ACTIONS TO TAKE ▸
a) Copy the article on having enough between "Having an ‘Enough’" and "Van Gogh painting.", inclusive, swapping "pork" for "rice".
b) According to the article on having enough, what share of the world's income does the richest 20% now earn?

SOURCE EXTRACT ▸
Having an ‘Enough’ in life

This article is about buying 1 kg of pork even if you can afford 2 kgs. It is about settling for a Nokia C5 although you want a Nokia Lumia 800. But don’t get me wrong. It is not about being stingy or cheap. It is not about going for second class, say, settling for a look-alike poster rather than enjoying a real Van Gogh painting.

We live in an increasingly unequal world. You don’t have to go far to notice how unequal we are becoming. For instance, check your local church annual tithe report and see the income inequality between members. Thank God for those big givers who give in a month more than what some other families earn in a year. Thank God? Yes, for there are many rich people who are miserly at giving to the church. But still it leaves a very unpleasant feeling that one tenth of the monthly income of some people should be way higher than the entire annual income of some other families in the same church. The gap is increasing rapidly. The richest 20% of the world now earns 86% of the world’s income and consumes 80% of its resources. India’s booming economy with scores of billionaires is home to the most number of malnourished children, more than that of Sub-Saharan Africa. But we are so used to it that we hardly notice it anymore and it takes a tourist to be appalled by the poverty in our country. If you care to look, there are needy people all around us. There’s the beggar on the street. Closer home, each of us probably has family relatives and dear ones who are poor. It may be your aunty in the village or your childhood best friend who dropped out. Try sharing the tussle in your brain - whether you should go for a Nokia C5 or a Lumia 800 - with this aunty in the village who lives a hand to mouth life. The irony will show.

(Layout element annotations)
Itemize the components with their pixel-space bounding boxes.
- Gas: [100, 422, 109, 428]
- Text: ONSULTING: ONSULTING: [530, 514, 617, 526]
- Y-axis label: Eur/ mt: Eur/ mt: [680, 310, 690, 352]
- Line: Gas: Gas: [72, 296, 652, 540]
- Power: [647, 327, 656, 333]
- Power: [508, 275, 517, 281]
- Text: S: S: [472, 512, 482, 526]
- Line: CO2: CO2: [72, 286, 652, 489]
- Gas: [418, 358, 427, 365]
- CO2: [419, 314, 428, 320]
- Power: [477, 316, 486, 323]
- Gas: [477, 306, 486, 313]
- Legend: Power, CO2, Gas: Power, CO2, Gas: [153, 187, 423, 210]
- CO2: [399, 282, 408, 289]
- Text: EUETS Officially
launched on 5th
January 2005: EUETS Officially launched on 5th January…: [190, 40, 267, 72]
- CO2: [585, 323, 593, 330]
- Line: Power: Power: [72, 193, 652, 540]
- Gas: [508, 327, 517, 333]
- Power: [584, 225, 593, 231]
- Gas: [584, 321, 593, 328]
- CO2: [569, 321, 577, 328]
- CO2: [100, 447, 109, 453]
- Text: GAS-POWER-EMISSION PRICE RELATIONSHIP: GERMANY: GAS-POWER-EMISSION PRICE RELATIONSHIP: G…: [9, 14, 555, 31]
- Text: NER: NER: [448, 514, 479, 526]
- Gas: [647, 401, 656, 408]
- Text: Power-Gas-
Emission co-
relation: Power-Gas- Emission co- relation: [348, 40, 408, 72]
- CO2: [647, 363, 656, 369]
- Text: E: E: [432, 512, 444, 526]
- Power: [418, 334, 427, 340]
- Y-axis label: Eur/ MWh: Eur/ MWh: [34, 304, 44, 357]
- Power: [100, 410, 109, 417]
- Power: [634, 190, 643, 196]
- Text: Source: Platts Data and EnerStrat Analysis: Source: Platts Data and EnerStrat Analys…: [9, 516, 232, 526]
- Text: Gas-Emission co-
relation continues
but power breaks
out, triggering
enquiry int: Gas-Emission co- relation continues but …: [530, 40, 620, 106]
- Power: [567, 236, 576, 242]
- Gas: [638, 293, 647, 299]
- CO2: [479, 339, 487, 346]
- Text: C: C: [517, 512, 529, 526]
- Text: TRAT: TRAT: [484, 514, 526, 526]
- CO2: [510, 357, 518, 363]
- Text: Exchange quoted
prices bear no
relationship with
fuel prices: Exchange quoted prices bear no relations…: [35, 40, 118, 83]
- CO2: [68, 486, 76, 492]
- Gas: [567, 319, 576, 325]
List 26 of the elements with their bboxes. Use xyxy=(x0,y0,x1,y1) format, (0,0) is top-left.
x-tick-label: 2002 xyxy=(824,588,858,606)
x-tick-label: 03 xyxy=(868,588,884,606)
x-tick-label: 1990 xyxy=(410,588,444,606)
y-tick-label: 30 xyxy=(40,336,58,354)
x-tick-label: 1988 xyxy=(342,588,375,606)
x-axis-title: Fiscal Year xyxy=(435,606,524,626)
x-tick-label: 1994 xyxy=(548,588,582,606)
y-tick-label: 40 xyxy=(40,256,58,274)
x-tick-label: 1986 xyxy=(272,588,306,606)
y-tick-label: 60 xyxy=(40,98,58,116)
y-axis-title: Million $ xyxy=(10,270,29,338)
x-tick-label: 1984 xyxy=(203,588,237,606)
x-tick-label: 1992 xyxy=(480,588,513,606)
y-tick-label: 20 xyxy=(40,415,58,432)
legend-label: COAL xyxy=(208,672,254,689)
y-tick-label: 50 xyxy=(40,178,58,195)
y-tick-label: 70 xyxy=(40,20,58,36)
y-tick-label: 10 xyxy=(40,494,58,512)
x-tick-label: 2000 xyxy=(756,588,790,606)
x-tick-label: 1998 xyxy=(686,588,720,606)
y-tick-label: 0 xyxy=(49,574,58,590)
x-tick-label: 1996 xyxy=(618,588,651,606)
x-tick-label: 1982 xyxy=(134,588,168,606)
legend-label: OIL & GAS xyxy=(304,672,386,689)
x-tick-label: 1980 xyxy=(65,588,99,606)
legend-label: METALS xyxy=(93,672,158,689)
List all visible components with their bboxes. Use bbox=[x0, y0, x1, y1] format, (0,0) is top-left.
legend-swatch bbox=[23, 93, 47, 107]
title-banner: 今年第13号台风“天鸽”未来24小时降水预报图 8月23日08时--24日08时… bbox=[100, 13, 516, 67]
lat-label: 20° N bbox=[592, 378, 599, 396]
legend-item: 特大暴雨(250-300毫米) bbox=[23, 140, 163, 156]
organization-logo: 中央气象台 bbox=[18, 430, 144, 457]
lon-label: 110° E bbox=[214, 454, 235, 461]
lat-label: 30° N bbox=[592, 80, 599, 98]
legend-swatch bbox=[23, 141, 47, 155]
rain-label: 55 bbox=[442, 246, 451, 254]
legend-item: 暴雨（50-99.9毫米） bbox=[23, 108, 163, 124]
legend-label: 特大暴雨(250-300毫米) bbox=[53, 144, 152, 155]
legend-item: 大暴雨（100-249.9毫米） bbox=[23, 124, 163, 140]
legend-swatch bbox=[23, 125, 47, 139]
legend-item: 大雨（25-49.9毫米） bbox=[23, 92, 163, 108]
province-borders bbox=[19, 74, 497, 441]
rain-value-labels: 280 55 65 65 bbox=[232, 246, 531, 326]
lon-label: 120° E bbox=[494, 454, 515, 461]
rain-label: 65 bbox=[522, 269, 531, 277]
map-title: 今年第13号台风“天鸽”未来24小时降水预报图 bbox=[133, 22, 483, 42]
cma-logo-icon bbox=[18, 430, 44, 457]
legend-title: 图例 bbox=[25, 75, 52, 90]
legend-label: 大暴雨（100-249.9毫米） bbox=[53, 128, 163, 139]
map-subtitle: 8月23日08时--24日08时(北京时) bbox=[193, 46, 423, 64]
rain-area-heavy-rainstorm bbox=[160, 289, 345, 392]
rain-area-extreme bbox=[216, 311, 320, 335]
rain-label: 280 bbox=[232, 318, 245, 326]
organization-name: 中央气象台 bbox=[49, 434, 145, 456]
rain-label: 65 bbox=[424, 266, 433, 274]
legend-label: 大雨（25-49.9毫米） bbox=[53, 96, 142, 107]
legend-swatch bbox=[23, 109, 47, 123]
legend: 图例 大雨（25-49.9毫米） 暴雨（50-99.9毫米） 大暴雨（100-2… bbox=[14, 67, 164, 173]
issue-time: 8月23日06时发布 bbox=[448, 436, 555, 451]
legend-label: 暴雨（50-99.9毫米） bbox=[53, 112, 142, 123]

TASK-BY-TASK OUTPUTS ▸
a)
Having an ‘Enough’ in life

This article is about buying 1 kg of rice even if you can afford 2 kgs. It is about settling for a Nokia C5 although you want a Nokia Lumia 800. But don’t get me wrong. It is not about being stingy or cheap. It is not about going for second class, say, settling for a look-alike poster rather than enjoying a real Van Gogh painting.

b) 86%